_DATA TO USE_.
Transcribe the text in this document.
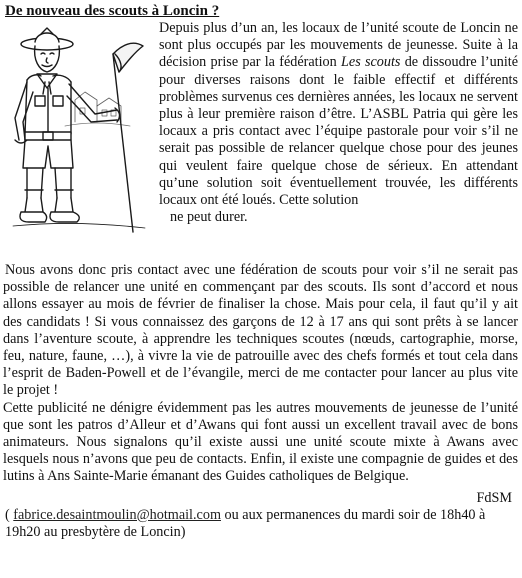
De nouveau des scouts à Loncin ?

Depuis plus d’un an, les locaux de l’unité scoute de Loncin ne sont plus occupés par les mouvements de jeunesse. Suite à la décision prise par la fédération Les scouts de dissoudre l’unité pour diverses raisons dont le faible effectif et différents problèmes survenus ces dernières années, les locaux ne servent plus à leur première raison d’être. L’ASBL Patria qui gère les locaux a pris contact avec l’équipe pastorale pour voir s’il ne serait pas possible de relancer quelque chose pour des jeunes qui veulent faire quelque chose de sérieux. En attendant qu’une solution soit éventuellement trouvée, les différents locaux ont été loués. Cette solution
ne peut durer.

Nous avons donc pris contact avec une fédération de scouts pour voir s’il ne serait pas possible de relancer une unité en commençant par des scouts. Ils sont d’accord et nous allons essayer au mois de février de finaliser la chose. Mais pour cela, il faut qu’il y ait des candidats ! Si vous connaissez des garçons de 12 à 17 ans qui sont prêts à se lancer dans l’aventure scoute, à apprendre les techniques scoutes (nœuds, cartographie, morse, feu, nature, faune, …), à vivre la vie de patrouille avec des chefs formés et tout cela dans l’esprit de Baden-Powell et de l’évangile, merci de me contacter pour lancer au plus vite le projet !

Cette publicité ne dénigre évidemment pas les autres mouvements de jeunesse de l’unité que sont les patros d’Alleur et d’Awans qui font aussi un excellent travail avec de bons animateurs. Nous signalons qu’il existe aussi une unité scoute mixte à Awans avec lesquels nous n’avons que peu de contacts. Enfin, il existe une compagnie de guides et des lutins à Ans Sainte-Marie émanant des Guides catholiques de Belgique.

FdSM

( fabrice.desaintmoulin@hotmail.com ou aux permanences du mardi soir de 18h40 à 19h20 au presbytère de Loncin)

_GIVEN REQUEST_.
The entries above should be reproduced exactly, without their pictures.

_TASK RESPONSE_.
Transcribe the text in this document.
De nouveau des scouts à Loncin ?

Depuis plus d’un an, les locaux de l’unité scoute de Loncin ne sont plus occupés par les mouvements de jeunesse. Suite à la décision prise par la fédération Les scouts de dissoudre l’unité pour diverses raisons dont le faible effectif et différents problèmes survenus ces dernières années, les locaux ne servent plus à leur première raison d’être. L’ASBL Patria qui gère les locaux a pris contact avec l’équipe pastorale pour voir s’il ne serait pas possible de relancer quelque chose pour des jeunes qui veulent faire quelque chose de sérieux. En attendant qu’une solution soit éventuellement trouvée, les différents locaux ont été loués. Cette solution
ne peut durer.

Nous avons donc pris contact avec une fédération de scouts pour voir s’il ne serait pas possible de relancer une unité en commençant par des scouts. Ils sont d’accord et nous allons essayer au mois de février de finaliser la chose. Mais pour cela, il faut qu’il y ait des candidats ! Si vous connaissez des garçons de 12 à 17 ans qui sont prêts à se lancer dans l’aventure scoute, à apprendre les techniques scoutes (nœuds, cartographie, morse, feu, nature, faune, …), à vivre la vie de patrouille avec des chefs formés et tout cela dans l’esprit de Baden-Powell et de l’évangile, merci de me contacter pour lancer au plus vite le projet !

Cette publicité ne dénigre évidemment pas les autres mouvements de jeunesse de l’unité que sont les patros d’Alleur et d’Awans qui font aussi un excellent travail avec de bons animateurs. Nous signalons qu’il existe aussi une unité scoute mixte à Awans avec lesquels nous n’avons que peu de contacts. Enfin, il existe une compagnie de guides et des lutins à Ans Sainte-Marie émanant des Guides catholiques de Belgique.

FdSM

( fabrice.desaintmoulin@hotmail.com ou aux permanences du mardi soir de 18h40 à 19h20 au presbytère de Loncin)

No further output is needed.